***** Records supplied
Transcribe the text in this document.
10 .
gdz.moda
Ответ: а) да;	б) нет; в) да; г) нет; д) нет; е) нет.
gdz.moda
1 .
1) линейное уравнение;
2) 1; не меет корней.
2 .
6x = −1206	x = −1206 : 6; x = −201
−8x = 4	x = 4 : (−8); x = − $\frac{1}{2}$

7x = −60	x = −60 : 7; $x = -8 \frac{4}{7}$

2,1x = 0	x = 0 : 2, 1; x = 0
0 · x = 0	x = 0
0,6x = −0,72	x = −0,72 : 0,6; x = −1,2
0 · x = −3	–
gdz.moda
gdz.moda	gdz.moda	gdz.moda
**********
*Objective*:
Nothing in the data may differ; print all of it exactly as written.

*Exercise result*:
Transcribe the text in this document.
10 .
gdz.moda
Ответ: а) да;	б) нет; в) да; г) нет; д) нет; е) нет.
gdz.moda
1 .
1) линейное уравнение;
2) 1; не меет корней.
2 .
6x = −1206	x = −1206 : 6; x = −201
−8x = 4	x = 4 : (−8); x = − $\frac{1}{2}$

7x = −60	x = −60 : 7; $x = -8 \frac{4}{7}$

2,1x = 0	x = 0 : 2, 1; x = 0
0 · x = 0	x = 0
0,6x = −0,72	x = −0,72 : 0,6; x = −1,2
0 · x = −3	–
gdz.moda
gdz.moda	gdz.moda	gdz.moda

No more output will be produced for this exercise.